Data excerpts
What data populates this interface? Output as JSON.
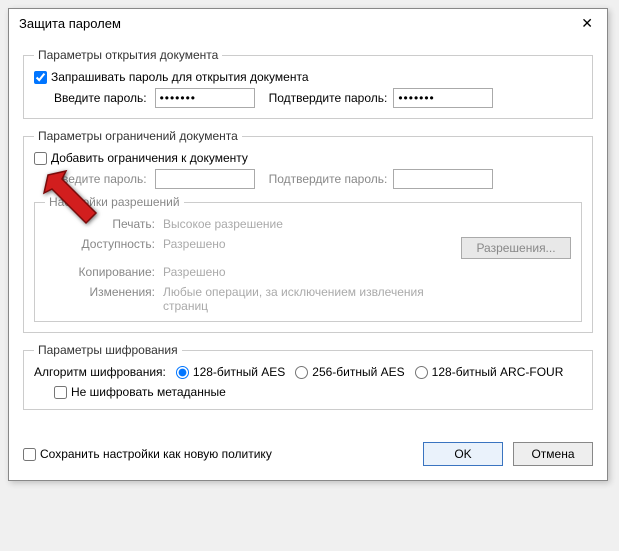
{
  "window": {
    "title": "Защита паролем"
  },
  "open_params": {
    "legend": "Параметры открытия документа",
    "request_password_label": "Запрашивать пароль для открытия документа",
    "enter_password_label": "Введите пароль:",
    "confirm_password_label": "Подтвердите пароль:",
    "password_value": "•••••••",
    "confirm_value": "•••••••"
  },
  "restrict_params": {
    "legend": "Параметры ограничений документа",
    "add_restrictions_label": "Добавить ограничения к документу",
    "enter_password_label": "Введите пароль:",
    "confirm_password_label": "Подтвердите пароль:",
    "permissions": {
      "legend": "Настройки разрешений",
      "print_label": "Печать:",
      "print_value": "Высокое разрешение",
      "access_label": "Доступность:",
      "access_value": "Разрешено",
      "copy_label": "Копирование:",
      "copy_value": "Разрешено",
      "changes_label": "Изменения:",
      "changes_value": "Любые операции, за исключением извлечения страниц",
      "button_label": "Разрешения..."
    }
  },
  "encryption": {
    "legend": "Параметры шифрования",
    "algo_label": "Алгоритм шифрования:",
    "opt_aes128": "128-битный AES",
    "opt_aes256": "256-битный AES",
    "opt_arcfour": "128-битный ARC-FOUR",
    "no_encrypt_meta_label": "Не шифровать метаданные"
  },
  "footer": {
    "save_policy_label": "Сохранить настройки как новую политику",
    "ok_label": "OK",
    "cancel_label": "Отмена"
  }
}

YOUR TASK: Write out the entries above verbatim; the pictures do not belong in your copy.

EXPECTED OUTPUT:
What data populates this interface? Output as JSON.
{
  "window": {
    "title": "Защита паролем"
  },
  "open_params": {
    "legend": "Параметры открытия документа",
    "request_password_label": "Запрашивать пароль для открытия документа",
    "enter_password_label": "Введите пароль:",
    "confirm_password_label": "Подтвердите пароль:",
    "password_value": "•••••••",
    "confirm_value": "•••••••"
  },
  "restrict_params": {
    "legend": "Параметры ограничений документа",
    "add_restrictions_label": "Добавить ограничения к документу",
    "enter_password_label": "Введите пароль:",
    "confirm_password_label": "Подтвердите пароль:",
    "permissions": {
      "legend": "Настройки разрешений",
      "print_label": "Печать:",
      "print_value": "Высокое разрешение",
      "access_label": "Доступность:",
      "access_value": "Разрешено",
      "copy_label": "Копирование:",
      "copy_value": "Разрешено",
      "changes_label": "Изменения:",
      "changes_value": "Любые операции, за исключением извлечения страниц",
      "button_label": "Разрешения..."
    }
  },
  "encryption": {
    "legend": "Параметры шифрования",
    "algo_label": "Алгоритм шифрования:",
    "opt_aes128": "128-битный AES",
    "opt_aes256": "256-битный AES",
    "opt_arcfour": "128-битный ARC-FOUR",
    "no_encrypt_meta_label": "Не шифровать метаданные"
  },
  "footer": {
    "save_policy_label": "Сохранить настройки как новую политику",
    "ok_label": "OK",
    "cancel_label": "Отмена"
  }
}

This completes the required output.